• **YOUR INSTRUCTIONS**: Set down each line of the material that follows, exactly, with no pictures.

• **EXCERPTED RECORDS**:
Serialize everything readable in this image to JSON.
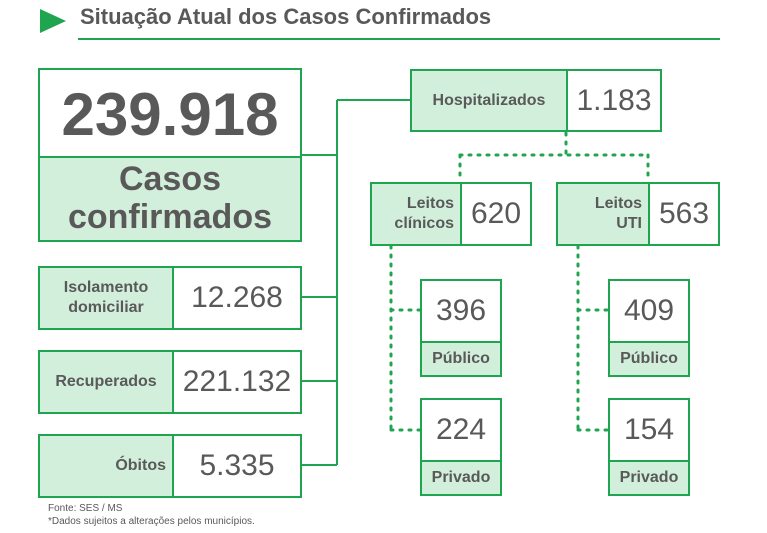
{
  "header": {
    "title": "Situação Atual dos Casos Confirmados",
    "accent_color": "#1fa44f",
    "icon": "play-triangle-icon"
  },
  "total": {
    "value": "239.918",
    "label_line1": "Casos",
    "label_line2": "confirmados"
  },
  "status": [
    {
      "label_line1": "Isolamento",
      "label_line2": "domiciliar",
      "value": "12.268"
    },
    {
      "label_line1": "Recuperados",
      "label_line2": "",
      "value": "221.132"
    },
    {
      "label_line1": "Óbitos",
      "label_line2": "",
      "value": "5.335"
    }
  ],
  "hospitalizados": {
    "label": "Hospitalizados",
    "value": "1.183"
  },
  "leitos_clinicos": {
    "label_line1": "Leitos",
    "label_line2": "clínicos",
    "value": "620",
    "publico": {
      "value": "396",
      "label": "Público"
    },
    "privado": {
      "value": "224",
      "label": "Privado"
    }
  },
  "leitos_uti": {
    "label_line1": "Leitos",
    "label_line2": "UTI",
    "value": "563",
    "publico": {
      "value": "409",
      "label": "Público"
    },
    "privado": {
      "value": "154",
      "label": "Privado"
    }
  },
  "footer": {
    "source": "Fonte: SES / MS",
    "note": "*Dados sujeitos a alterações pelos municípios."
  }
}
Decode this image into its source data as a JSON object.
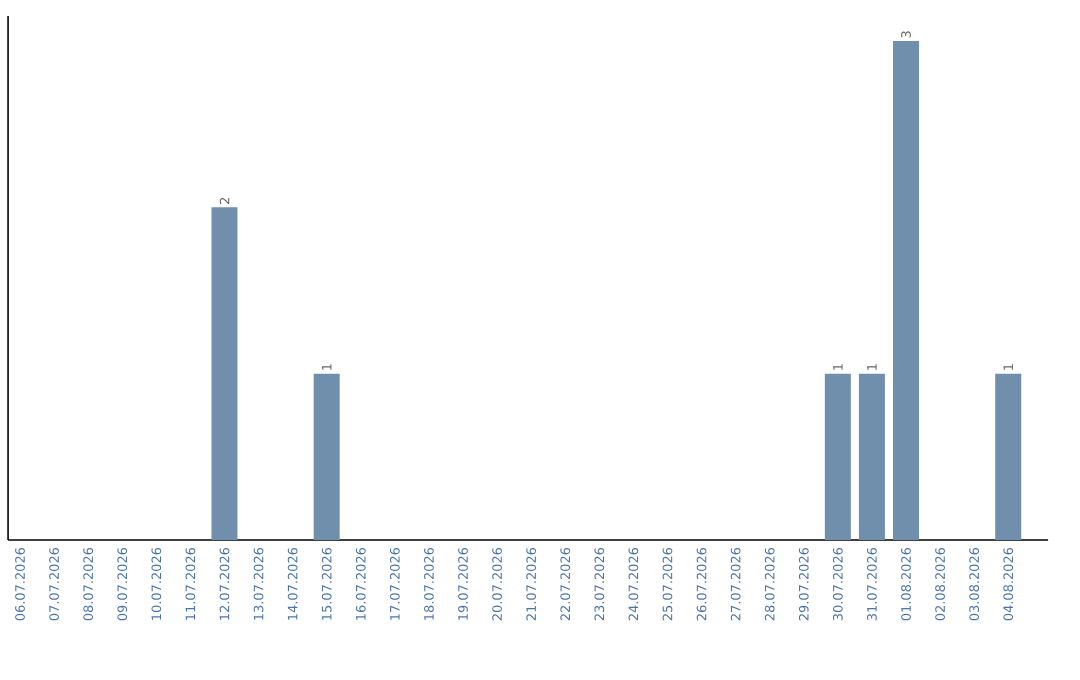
{
  "chart_data": {
    "type": "bar",
    "color": "#6f8fac",
    "categories": [
      "06.07.2026",
      "07.07.2026",
      "08.07.2026",
      "09.07.2026",
      "10.07.2026",
      "11.07.2026",
      "12.07.2026",
      "13.07.2026",
      "14.07.2026",
      "15.07.2026",
      "16.07.2026",
      "17.07.2026",
      "18.07.2026",
      "19.07.2026",
      "20.07.2026",
      "21.07.2026",
      "22.07.2026",
      "23.07.2026",
      "24.07.2026",
      "25.07.2026",
      "26.07.2026",
      "27.07.2026",
      "28.07.2026",
      "29.07.2026",
      "30.07.2026",
      "31.07.2026",
      "01.08.2026",
      "02.08.2026",
      "03.08.2026",
      "04.08.2026"
    ],
    "values": [
      0,
      0,
      0,
      0,
      0,
      0,
      2,
      0,
      0,
      1,
      0,
      0,
      0,
      0,
      0,
      0,
      0,
      0,
      0,
      0,
      0,
      0,
      0,
      0,
      1,
      1,
      3,
      0,
      0,
      1
    ],
    "value_labels": [
      null,
      null,
      null,
      null,
      null,
      null,
      "2",
      null,
      null,
      "1",
      null,
      null,
      null,
      null,
      null,
      null,
      null,
      null,
      null,
      null,
      null,
      null,
      null,
      null,
      "1",
      "1",
      "3",
      null,
      null,
      "1"
    ]
  }
}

• **EXERCISE OUTPUT**:
Serialize everything readable in this image to JSON.
{
  "header": {
    "title": "Situação Atual dos Casos Confirmados",
    "accent_color": "#1fa44f",
    "icon": "play-triangle-icon"
  },
  "total": {
    "value": "239.918",
    "label_line1": "Casos",
    "label_line2": "confirmados"
  },
  "status": [
    {
      "label_line1": "Isolamento",
      "label_line2": "domiciliar",
      "value": "12.268"
    },
    {
      "label_line1": "Recuperados",
      "label_line2": "",
      "value": "221.132"
    },
    {
      "label_line1": "Óbitos",
      "label_line2": "",
      "value": "5.335"
    }
  ],
  "hospitalizados": {
    "label": "Hospitalizados",
    "value": "1.183"
  },
  "leitos_clinicos": {
    "label_line1": "Leitos",
    "label_line2": "clínicos",
    "value": "620",
    "publico": {
      "value": "396",
      "label": "Público"
    },
    "privado": {
      "value": "224",
      "label": "Privado"
    }
  },
  "leitos_uti": {
    "label_line1": "Leitos",
    "label_line2": "UTI",
    "value": "563",
    "publico": {
      "value": "409",
      "label": "Público"
    },
    "privado": {
      "value": "154",
      "label": "Privado"
    }
  },
  "footer": {
    "source": "Fonte: SES / MS",
    "note": "*Dados sujeitos a alterações pelos municípios."
  }
}
Decode this image into its source data as a JSON object.
{
  "chart_data": {
    "type": "bar",
    "color": "#6f8fac",
    "categories": [
      "06.07.2026",
      "07.07.2026",
      "08.07.2026",
      "09.07.2026",
      "10.07.2026",
      "11.07.2026",
      "12.07.2026",
      "13.07.2026",
      "14.07.2026",
      "15.07.2026",
      "16.07.2026",
      "17.07.2026",
      "18.07.2026",
      "19.07.2026",
      "20.07.2026",
      "21.07.2026",
      "22.07.2026",
      "23.07.2026",
      "24.07.2026",
      "25.07.2026",
      "26.07.2026",
      "27.07.2026",
      "28.07.2026",
      "29.07.2026",
      "30.07.2026",
      "31.07.2026",
      "01.08.2026",
      "02.08.2026",
      "03.08.2026",
      "04.08.2026"
    ],
    "values": [
      0,
      0,
      0,
      0,
      0,
      0,
      2,
      0,
      0,
      1,
      0,
      0,
      0,
      0,
      0,
      0,
      0,
      0,
      0,
      0,
      0,
      0,
      0,
      0,
      1,
      1,
      3,
      0,
      0,
      1
    ],
    "value_labels": [
      null,
      null,
      null,
      null,
      null,
      null,
      "2",
      null,
      null,
      "1",
      null,
      null,
      null,
      null,
      null,
      null,
      null,
      null,
      null,
      null,
      null,
      null,
      null,
      null,
      "1",
      "1",
      "3",
      null,
      null,
      "1"
    ]
  }
}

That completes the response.